• Task instructions: Skip every picture, then write out exactly the lines of the listing below from the line that contains "Serialize everything readable" through the final line.

• Records supplied:
::::

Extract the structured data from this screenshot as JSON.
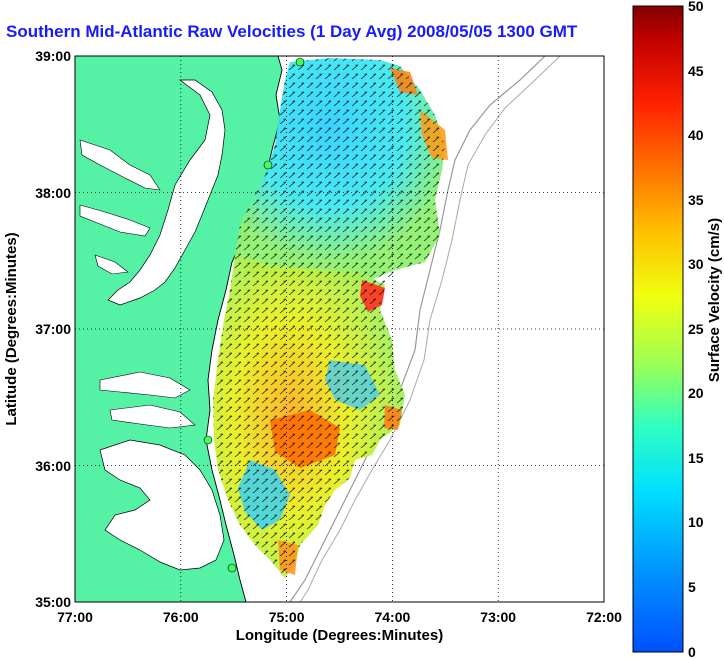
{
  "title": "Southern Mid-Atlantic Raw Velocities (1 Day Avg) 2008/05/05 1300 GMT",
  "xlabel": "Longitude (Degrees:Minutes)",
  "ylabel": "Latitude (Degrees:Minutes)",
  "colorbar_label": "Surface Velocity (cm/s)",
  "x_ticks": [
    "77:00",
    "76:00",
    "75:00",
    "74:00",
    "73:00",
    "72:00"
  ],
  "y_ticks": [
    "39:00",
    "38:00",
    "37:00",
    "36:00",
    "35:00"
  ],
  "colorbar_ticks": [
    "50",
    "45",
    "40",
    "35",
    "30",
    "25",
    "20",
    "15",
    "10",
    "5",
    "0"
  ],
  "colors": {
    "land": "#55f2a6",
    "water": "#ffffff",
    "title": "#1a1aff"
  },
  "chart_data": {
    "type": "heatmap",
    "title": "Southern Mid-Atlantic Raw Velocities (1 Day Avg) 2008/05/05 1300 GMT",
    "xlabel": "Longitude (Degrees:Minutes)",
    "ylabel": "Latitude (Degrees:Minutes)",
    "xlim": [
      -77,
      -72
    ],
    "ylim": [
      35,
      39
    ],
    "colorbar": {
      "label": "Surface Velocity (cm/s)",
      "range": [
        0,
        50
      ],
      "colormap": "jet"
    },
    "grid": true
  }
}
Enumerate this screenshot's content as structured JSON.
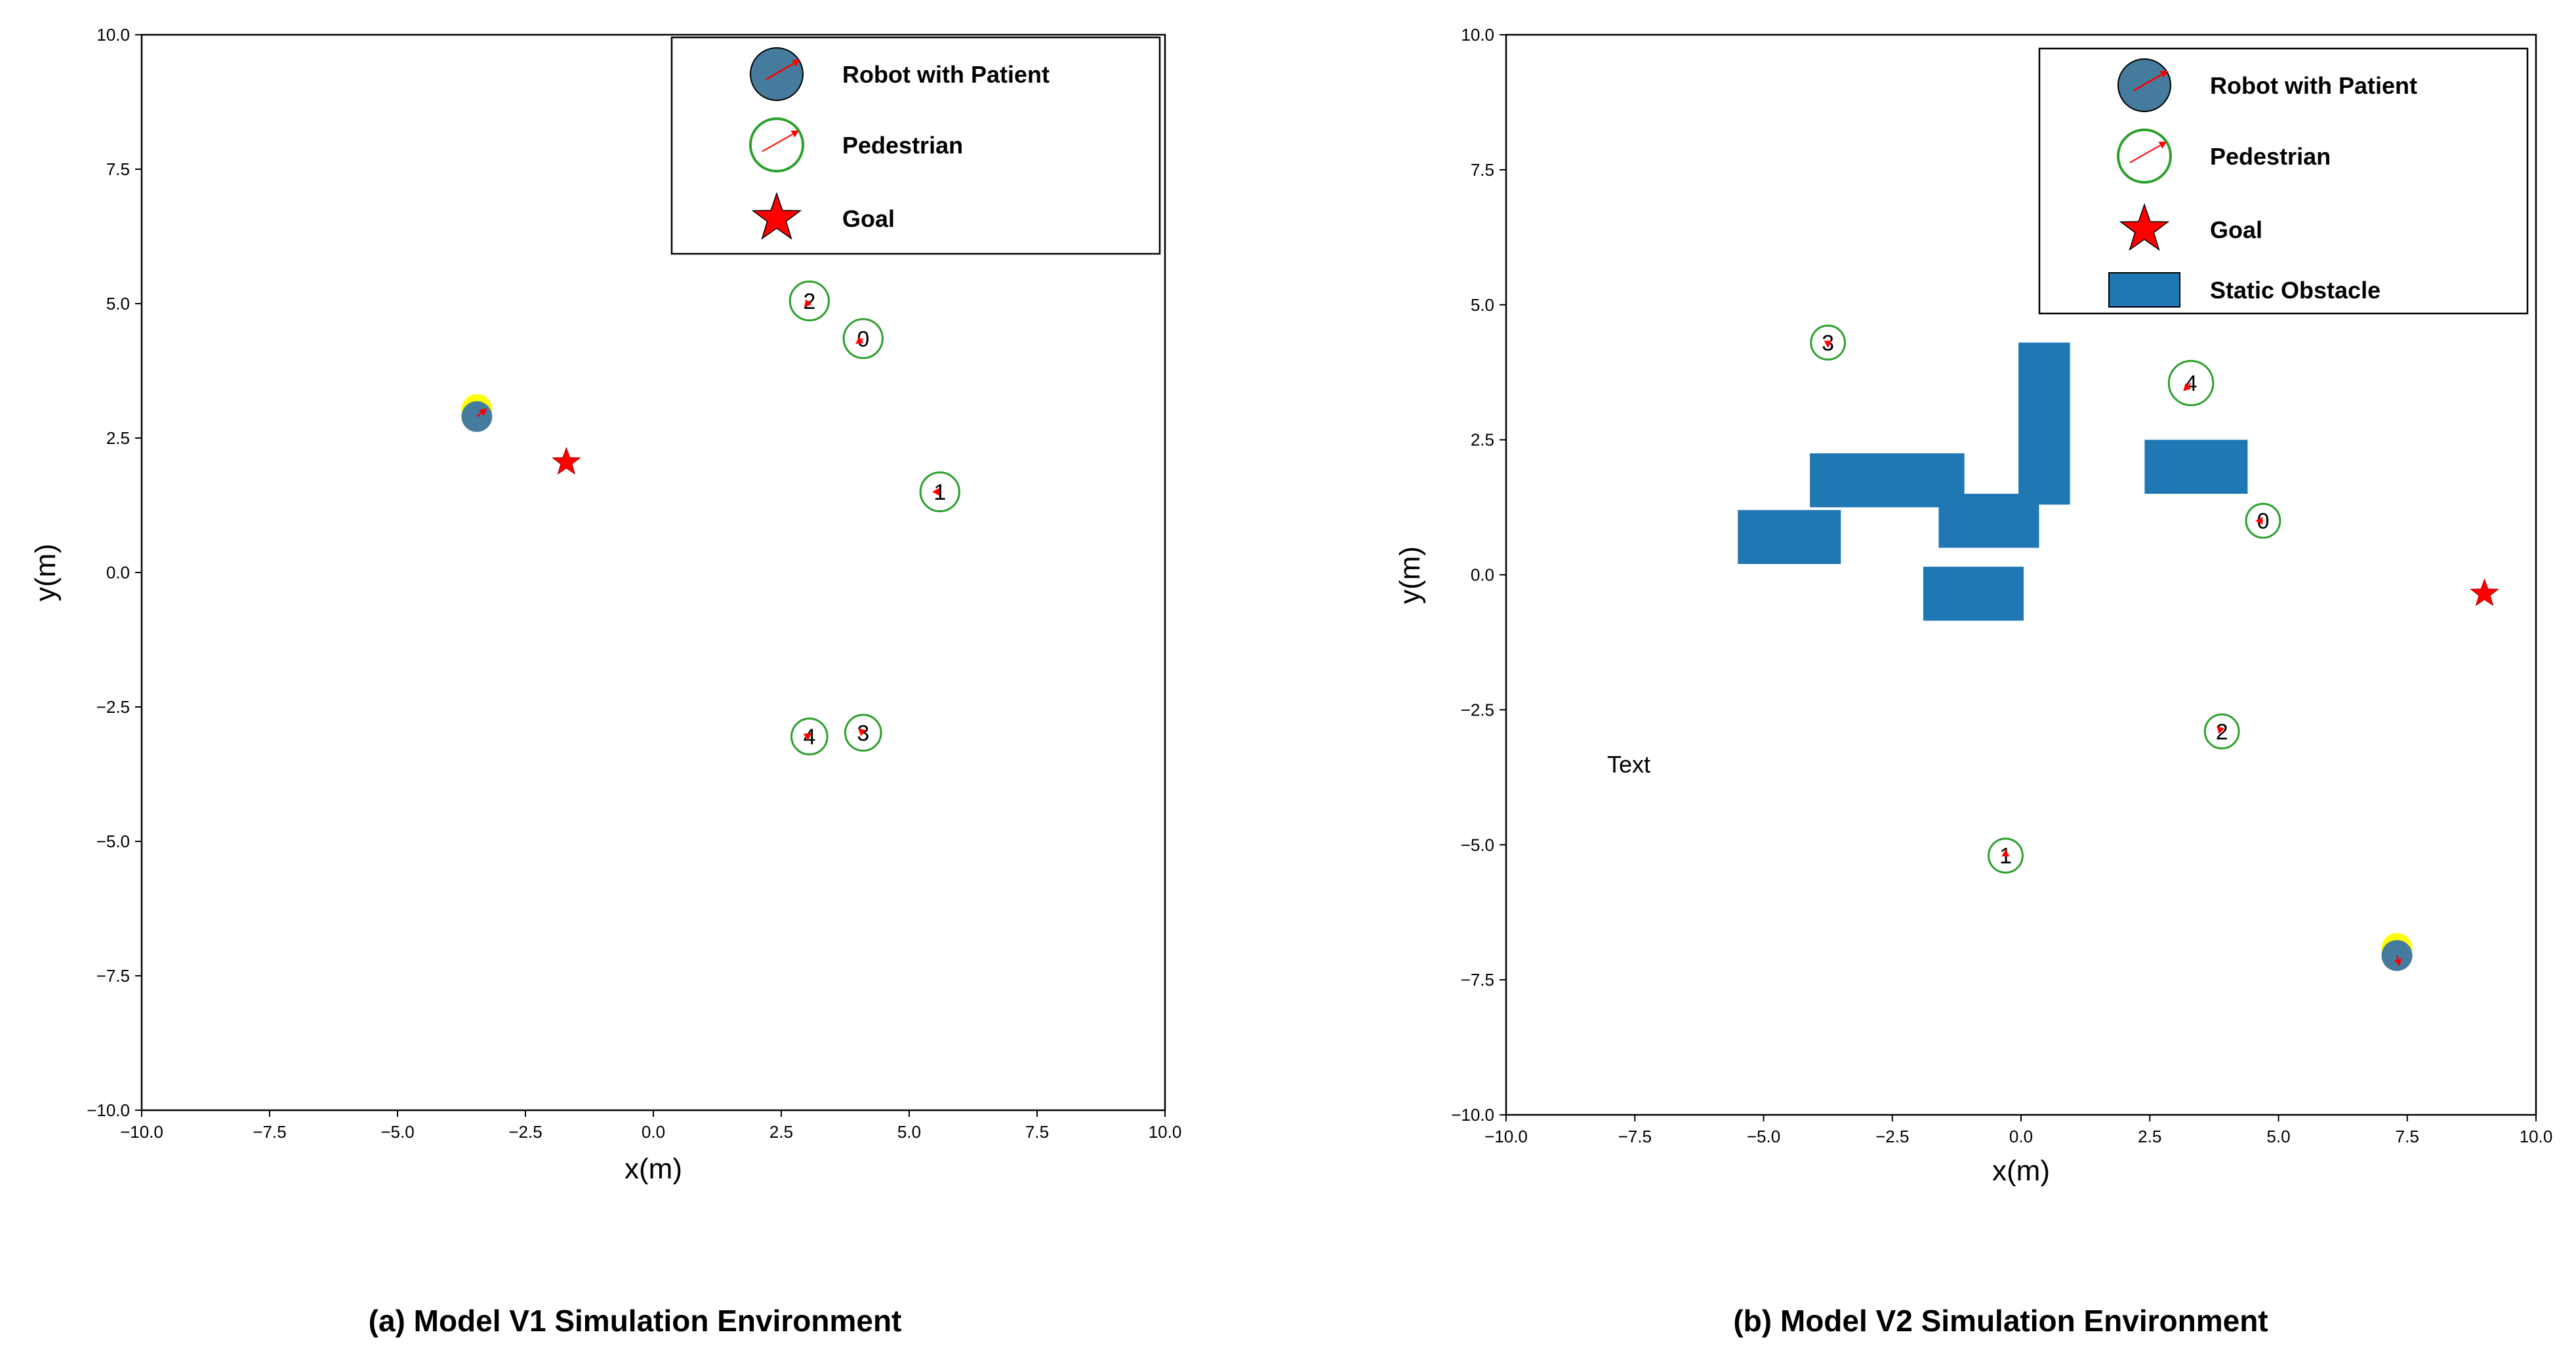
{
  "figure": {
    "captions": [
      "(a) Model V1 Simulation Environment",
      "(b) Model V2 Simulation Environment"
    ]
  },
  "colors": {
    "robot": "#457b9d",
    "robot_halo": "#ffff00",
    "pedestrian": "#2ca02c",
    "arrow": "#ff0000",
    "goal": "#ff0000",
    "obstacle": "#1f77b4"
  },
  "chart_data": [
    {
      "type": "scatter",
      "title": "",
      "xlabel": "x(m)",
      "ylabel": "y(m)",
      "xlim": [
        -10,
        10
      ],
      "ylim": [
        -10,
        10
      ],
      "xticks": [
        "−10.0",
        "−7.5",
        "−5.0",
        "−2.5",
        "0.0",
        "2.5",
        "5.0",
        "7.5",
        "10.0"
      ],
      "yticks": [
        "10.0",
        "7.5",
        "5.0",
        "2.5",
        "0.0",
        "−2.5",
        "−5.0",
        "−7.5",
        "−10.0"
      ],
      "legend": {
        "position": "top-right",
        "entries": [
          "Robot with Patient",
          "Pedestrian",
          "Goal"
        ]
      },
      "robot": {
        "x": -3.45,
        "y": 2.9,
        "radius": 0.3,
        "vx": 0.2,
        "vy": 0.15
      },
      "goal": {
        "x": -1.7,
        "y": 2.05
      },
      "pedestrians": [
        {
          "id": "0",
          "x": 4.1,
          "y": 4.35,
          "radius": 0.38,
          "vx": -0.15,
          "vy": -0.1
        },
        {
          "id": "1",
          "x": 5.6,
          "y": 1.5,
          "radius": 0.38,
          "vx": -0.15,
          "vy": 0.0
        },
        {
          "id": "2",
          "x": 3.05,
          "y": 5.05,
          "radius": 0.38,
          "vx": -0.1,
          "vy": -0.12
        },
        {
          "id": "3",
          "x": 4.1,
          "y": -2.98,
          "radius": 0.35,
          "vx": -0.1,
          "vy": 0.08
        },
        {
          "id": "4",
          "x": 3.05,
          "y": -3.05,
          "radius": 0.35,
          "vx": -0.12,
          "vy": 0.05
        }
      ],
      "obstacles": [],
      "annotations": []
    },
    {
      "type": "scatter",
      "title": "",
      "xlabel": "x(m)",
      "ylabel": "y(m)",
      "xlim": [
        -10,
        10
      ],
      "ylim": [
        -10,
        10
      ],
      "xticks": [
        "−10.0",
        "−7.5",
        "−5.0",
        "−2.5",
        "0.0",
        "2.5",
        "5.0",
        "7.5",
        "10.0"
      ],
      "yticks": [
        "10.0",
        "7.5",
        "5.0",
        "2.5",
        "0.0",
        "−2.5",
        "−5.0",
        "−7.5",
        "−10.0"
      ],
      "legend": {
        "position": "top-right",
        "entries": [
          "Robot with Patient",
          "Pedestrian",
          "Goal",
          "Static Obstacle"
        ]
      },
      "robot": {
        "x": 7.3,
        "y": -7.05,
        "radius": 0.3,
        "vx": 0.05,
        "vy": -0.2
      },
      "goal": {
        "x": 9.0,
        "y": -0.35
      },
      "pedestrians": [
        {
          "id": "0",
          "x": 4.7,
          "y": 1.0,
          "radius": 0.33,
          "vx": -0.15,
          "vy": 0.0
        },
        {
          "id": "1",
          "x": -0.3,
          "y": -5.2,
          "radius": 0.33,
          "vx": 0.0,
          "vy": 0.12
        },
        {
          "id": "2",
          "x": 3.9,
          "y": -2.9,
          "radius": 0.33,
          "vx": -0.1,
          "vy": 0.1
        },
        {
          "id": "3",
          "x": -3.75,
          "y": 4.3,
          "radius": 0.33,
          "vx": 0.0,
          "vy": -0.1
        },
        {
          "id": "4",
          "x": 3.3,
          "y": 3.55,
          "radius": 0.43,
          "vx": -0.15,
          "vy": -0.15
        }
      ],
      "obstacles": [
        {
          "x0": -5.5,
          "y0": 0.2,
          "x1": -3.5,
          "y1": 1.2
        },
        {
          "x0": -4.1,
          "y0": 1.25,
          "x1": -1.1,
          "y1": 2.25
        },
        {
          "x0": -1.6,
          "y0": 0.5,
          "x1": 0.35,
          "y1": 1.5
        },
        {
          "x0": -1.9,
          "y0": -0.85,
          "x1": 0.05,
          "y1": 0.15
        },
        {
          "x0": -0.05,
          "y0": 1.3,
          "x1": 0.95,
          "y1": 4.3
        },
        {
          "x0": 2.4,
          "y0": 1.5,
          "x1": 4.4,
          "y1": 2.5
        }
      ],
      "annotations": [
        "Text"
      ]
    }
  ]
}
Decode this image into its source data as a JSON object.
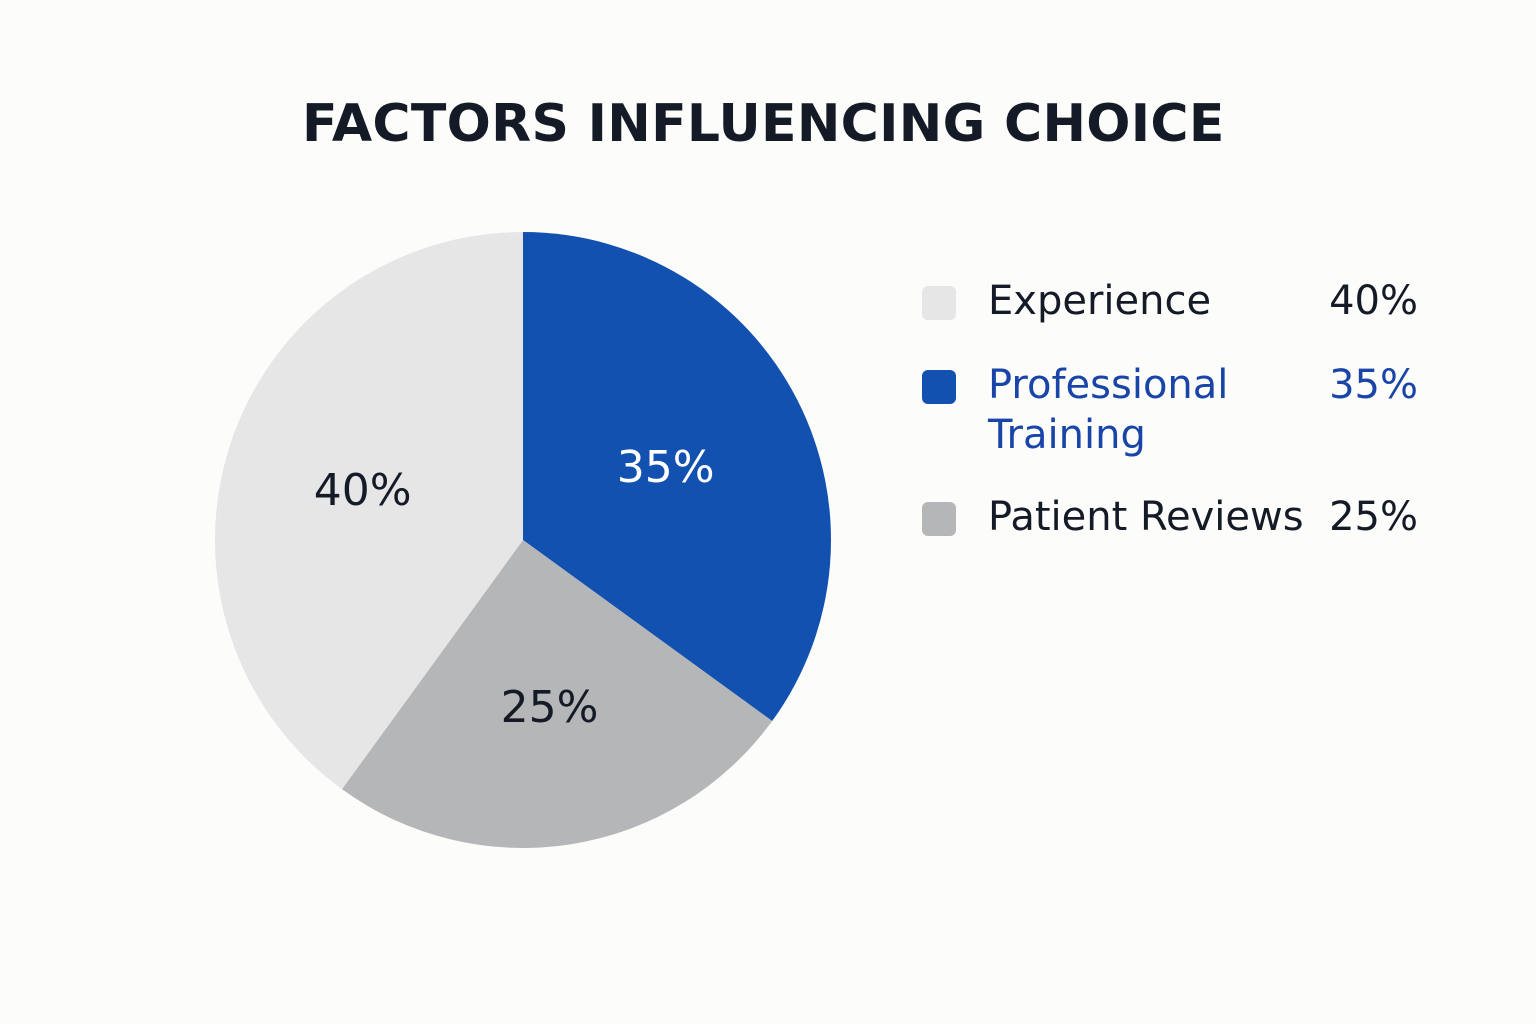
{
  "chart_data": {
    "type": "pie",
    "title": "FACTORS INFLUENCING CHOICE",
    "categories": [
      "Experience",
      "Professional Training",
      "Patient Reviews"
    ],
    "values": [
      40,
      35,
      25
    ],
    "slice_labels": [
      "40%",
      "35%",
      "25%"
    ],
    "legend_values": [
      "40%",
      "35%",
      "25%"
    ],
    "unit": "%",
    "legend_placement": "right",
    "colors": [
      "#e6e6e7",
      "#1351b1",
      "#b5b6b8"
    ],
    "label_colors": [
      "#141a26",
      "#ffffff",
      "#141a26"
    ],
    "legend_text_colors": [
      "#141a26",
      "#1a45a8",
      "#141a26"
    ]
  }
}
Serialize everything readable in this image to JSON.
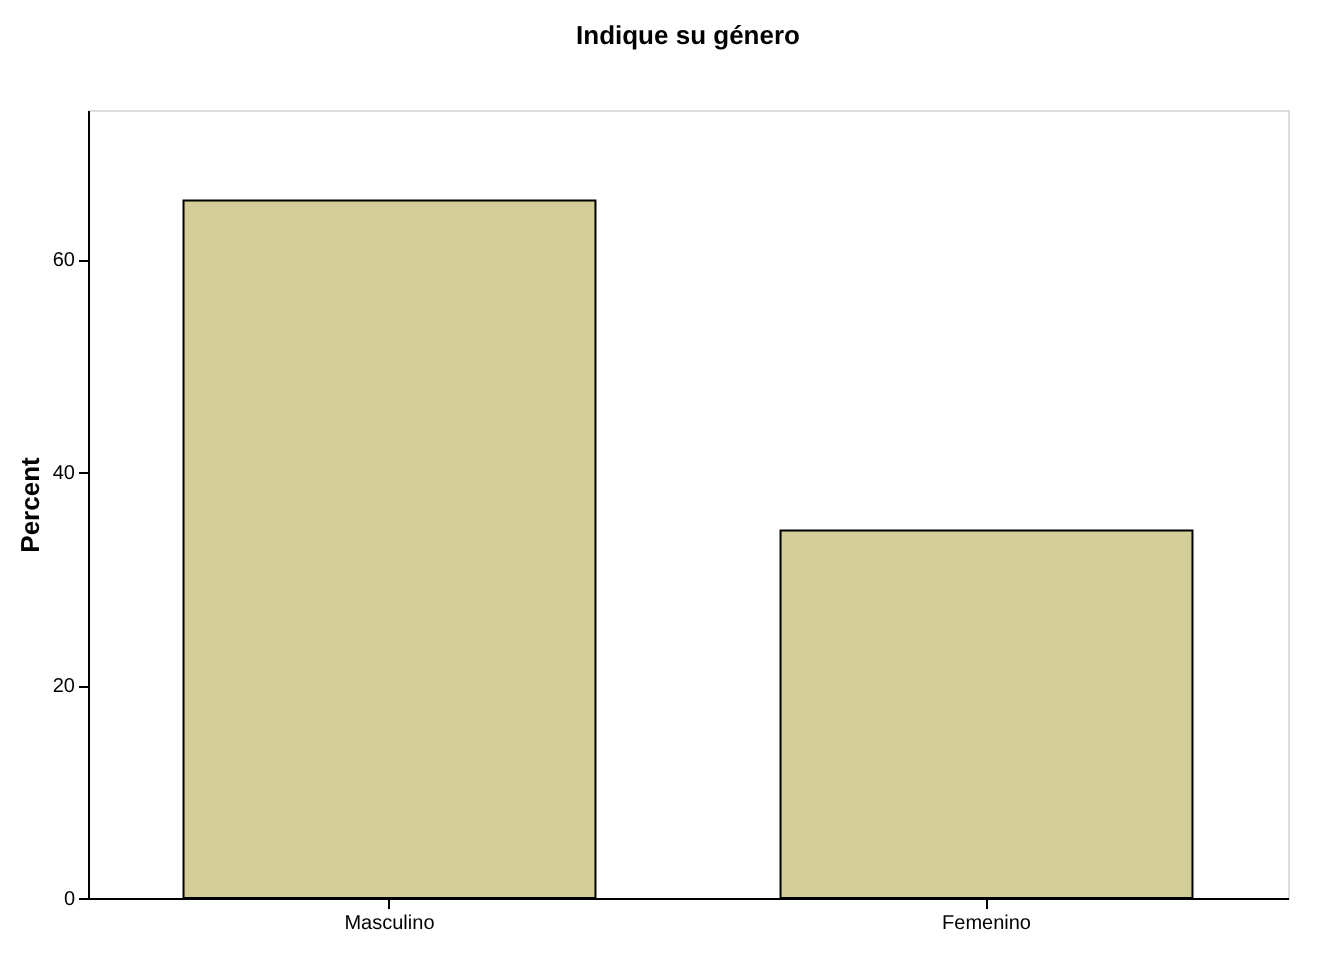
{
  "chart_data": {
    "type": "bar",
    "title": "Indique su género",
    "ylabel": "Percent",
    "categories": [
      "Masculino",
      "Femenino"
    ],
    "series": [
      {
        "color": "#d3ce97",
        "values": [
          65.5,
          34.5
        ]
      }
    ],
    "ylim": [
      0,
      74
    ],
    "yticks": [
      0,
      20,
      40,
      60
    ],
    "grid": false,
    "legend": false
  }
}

::::

• Output for this task:
Serialize everything readable in this image to JSON.
{
  "chart_data": {
    "type": "bar",
    "title": "Indique su género",
    "ylabel": "Percent",
    "categories": [
      "Masculino",
      "Femenino"
    ],
    "series": [
      {
        "color": "#d3ce97",
        "values": [
          65.5,
          34.5
        ]
      }
    ],
    "ylim": [
      0,
      74
    ],
    "yticks": [
      0,
      20,
      40,
      60
    ],
    "grid": false,
    "legend": false
  }
}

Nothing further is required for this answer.